Find each line with the string "областной" and report it.

Dataset rows.
:::::

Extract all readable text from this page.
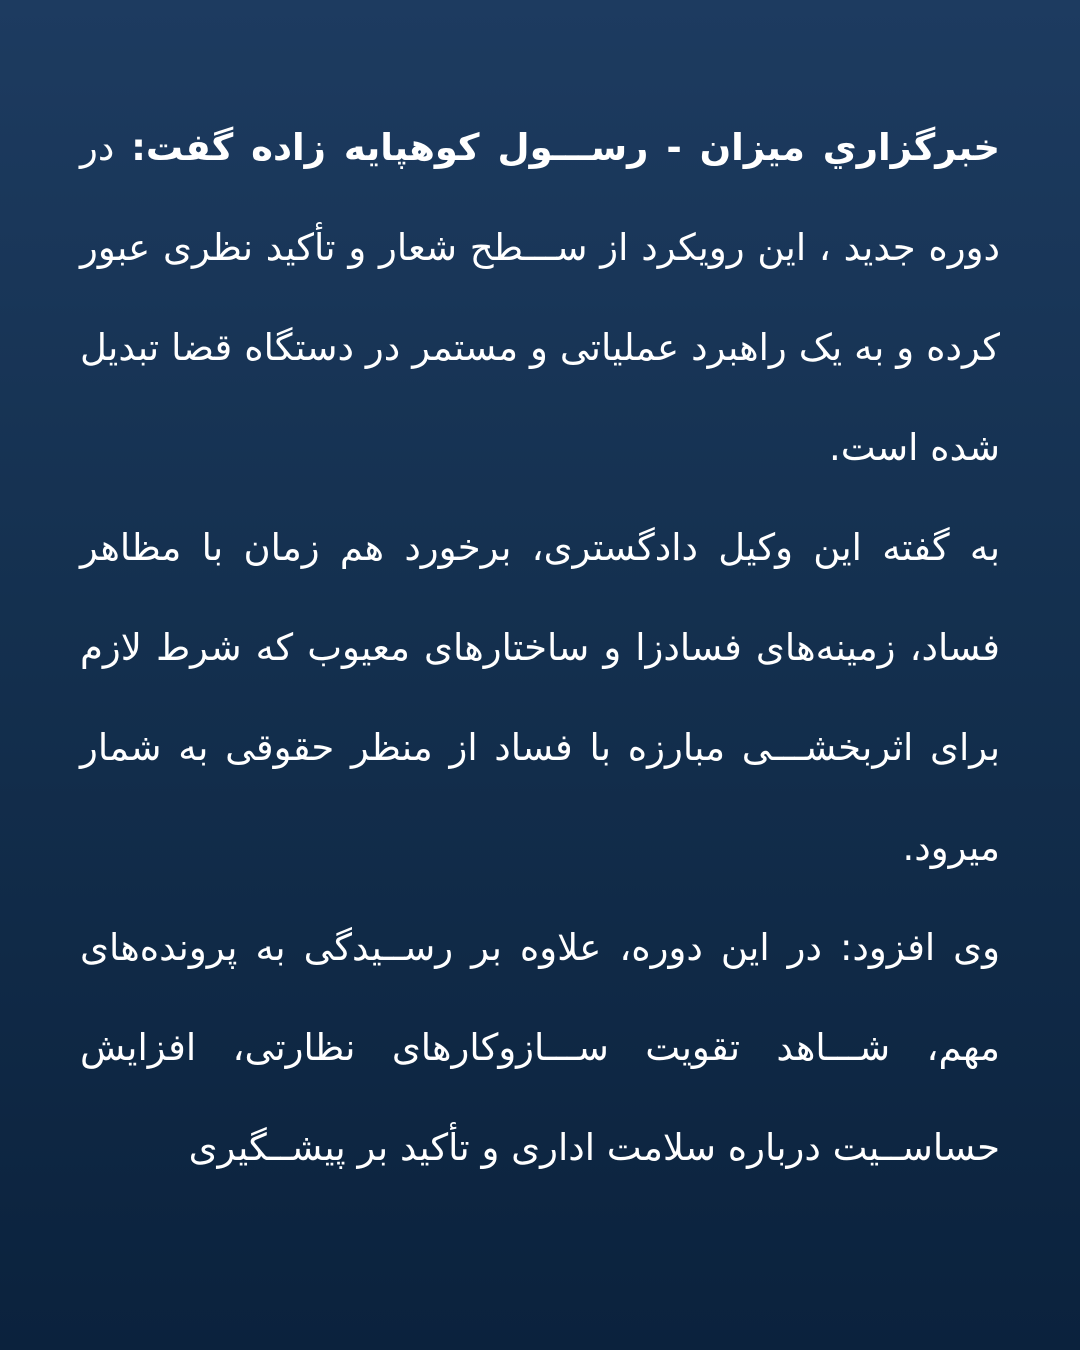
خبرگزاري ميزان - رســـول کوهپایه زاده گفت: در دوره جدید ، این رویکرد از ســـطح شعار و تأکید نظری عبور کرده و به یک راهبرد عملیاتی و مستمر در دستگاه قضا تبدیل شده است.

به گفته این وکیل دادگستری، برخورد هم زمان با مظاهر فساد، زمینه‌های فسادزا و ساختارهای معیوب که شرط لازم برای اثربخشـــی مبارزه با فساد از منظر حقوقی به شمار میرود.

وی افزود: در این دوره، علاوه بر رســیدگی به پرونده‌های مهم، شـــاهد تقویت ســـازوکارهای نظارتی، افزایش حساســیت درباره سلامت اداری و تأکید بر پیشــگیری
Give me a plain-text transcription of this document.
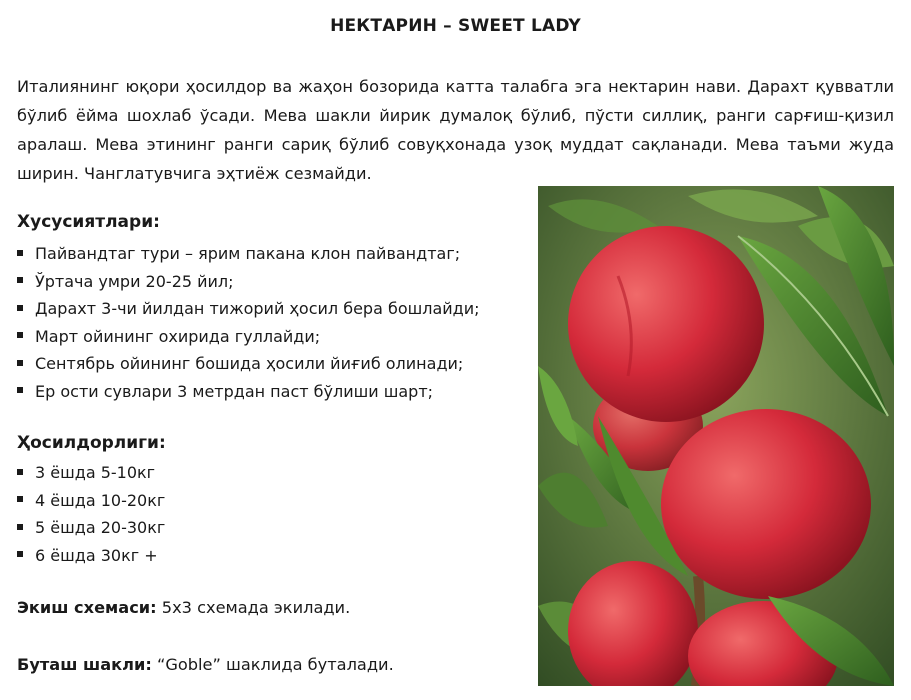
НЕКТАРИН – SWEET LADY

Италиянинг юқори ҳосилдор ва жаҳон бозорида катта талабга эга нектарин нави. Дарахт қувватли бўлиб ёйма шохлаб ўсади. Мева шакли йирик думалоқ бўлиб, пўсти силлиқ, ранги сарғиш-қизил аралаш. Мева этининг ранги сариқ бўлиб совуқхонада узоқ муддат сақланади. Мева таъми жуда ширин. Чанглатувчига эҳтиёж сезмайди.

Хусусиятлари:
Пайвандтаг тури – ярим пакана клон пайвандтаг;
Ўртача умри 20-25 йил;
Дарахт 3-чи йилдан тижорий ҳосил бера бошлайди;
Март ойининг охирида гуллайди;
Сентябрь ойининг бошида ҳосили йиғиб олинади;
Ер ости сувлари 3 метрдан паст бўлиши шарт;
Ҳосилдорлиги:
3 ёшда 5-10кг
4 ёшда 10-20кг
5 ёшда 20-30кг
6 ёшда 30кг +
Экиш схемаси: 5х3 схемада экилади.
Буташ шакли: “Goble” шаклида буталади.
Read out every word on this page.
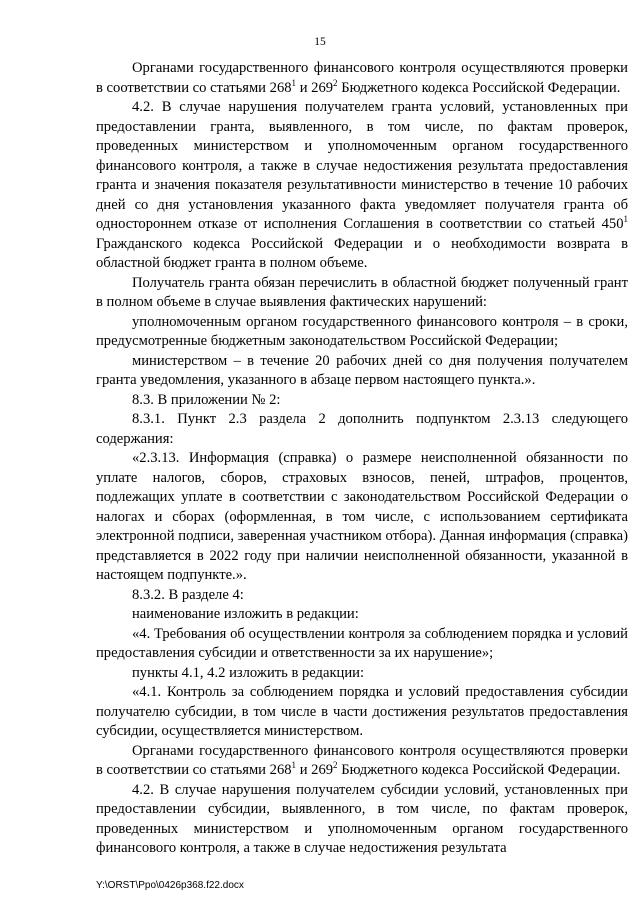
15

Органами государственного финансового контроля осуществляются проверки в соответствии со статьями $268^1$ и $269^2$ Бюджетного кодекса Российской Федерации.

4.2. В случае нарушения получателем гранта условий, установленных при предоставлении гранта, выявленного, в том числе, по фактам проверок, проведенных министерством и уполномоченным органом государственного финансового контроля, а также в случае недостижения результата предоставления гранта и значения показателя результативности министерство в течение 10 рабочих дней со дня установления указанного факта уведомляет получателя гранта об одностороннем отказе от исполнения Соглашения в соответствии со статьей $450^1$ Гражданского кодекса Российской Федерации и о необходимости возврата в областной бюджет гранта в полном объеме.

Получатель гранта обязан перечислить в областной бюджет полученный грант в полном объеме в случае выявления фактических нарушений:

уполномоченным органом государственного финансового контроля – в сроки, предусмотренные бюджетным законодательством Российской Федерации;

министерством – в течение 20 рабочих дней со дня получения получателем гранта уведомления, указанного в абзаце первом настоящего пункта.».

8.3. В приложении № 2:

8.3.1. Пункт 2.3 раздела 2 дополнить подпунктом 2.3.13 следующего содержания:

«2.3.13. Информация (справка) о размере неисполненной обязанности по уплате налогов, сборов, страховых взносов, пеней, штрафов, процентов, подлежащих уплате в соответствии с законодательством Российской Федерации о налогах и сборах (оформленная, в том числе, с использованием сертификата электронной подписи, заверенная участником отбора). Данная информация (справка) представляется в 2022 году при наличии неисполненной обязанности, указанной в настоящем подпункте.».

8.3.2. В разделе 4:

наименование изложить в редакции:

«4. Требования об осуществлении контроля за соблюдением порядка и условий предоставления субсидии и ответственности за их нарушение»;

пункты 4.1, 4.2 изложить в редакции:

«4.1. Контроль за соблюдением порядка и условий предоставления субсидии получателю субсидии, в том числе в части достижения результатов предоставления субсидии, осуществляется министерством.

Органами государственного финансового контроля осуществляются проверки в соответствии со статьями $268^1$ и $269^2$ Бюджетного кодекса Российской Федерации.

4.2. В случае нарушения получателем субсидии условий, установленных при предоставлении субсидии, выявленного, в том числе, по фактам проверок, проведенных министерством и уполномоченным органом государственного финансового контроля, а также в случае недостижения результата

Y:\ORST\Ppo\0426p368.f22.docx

:::::

Answer to the task.
4.2. В случае нарушения получателем гранта условий, установленных при предоставлении гранта, выявленного, в том числе, по фактам проверок, проведенных министерством и уполномоченным органом государственного финансового контроля, а также в случае недостижения результата предоставления гранта и значения показателя результативности министерство в течение 10 рабочих дней со дня установления указанного факта уведомляет получателя гранта об одностороннем отказе от исполнения Соглашения в соответствии со статьей $450^1$ Гражданского кодекса Российской Федерации и о необходимости возврата в областной бюджет гранта в полном объеме.
Получатель гранта обязан перечислить в областной бюджет полученный грант в полном объеме в случае выявления фактических нарушений:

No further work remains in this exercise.